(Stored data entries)
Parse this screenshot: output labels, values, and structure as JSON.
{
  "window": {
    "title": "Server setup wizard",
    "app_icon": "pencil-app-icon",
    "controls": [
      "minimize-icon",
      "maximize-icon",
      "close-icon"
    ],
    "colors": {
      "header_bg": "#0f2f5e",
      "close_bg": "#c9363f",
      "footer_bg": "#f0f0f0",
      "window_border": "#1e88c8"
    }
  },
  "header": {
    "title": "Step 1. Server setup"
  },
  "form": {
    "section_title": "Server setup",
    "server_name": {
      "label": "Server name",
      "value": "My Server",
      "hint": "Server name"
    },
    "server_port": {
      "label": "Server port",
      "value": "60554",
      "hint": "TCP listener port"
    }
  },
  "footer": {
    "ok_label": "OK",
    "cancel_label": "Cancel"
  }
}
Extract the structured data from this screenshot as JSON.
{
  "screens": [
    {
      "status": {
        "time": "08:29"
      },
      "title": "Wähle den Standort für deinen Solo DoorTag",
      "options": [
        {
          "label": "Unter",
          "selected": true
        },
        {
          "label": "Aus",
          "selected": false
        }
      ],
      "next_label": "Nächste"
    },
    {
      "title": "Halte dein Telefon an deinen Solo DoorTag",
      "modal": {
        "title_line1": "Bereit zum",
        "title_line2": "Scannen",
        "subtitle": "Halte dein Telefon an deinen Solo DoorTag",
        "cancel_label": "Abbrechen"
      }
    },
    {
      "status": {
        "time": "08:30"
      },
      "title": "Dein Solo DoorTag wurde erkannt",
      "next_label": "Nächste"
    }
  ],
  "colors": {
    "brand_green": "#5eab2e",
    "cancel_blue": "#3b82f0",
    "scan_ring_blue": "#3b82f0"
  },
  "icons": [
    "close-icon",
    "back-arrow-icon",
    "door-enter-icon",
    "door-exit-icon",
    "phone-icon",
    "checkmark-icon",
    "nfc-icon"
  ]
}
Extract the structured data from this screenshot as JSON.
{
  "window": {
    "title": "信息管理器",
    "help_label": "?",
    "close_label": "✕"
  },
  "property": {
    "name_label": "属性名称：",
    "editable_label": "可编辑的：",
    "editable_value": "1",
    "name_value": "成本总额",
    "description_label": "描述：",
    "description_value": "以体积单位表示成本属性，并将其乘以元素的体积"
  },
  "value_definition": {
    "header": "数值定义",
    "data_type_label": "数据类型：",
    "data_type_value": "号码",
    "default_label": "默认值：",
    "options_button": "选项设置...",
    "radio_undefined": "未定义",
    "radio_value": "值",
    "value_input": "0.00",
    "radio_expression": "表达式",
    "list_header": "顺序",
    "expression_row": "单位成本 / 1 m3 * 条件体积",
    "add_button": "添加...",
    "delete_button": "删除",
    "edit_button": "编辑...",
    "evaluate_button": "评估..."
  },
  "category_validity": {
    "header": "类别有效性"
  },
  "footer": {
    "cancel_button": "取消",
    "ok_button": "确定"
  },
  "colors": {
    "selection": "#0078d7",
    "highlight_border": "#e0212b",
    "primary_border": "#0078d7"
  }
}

What is needed
From the data above, copy out every line with the string "DoorTag" in it.

Answer to the task
      "title": "Wähle den Standort für deinen Solo DoorTag",
      "title": "Halte dein Telefon an deinen Solo DoorTag",
        "subtitle": "Halte dein Telefon an deinen Solo DoorTag",
      "title": "Dein Solo DoorTag wurde erkannt",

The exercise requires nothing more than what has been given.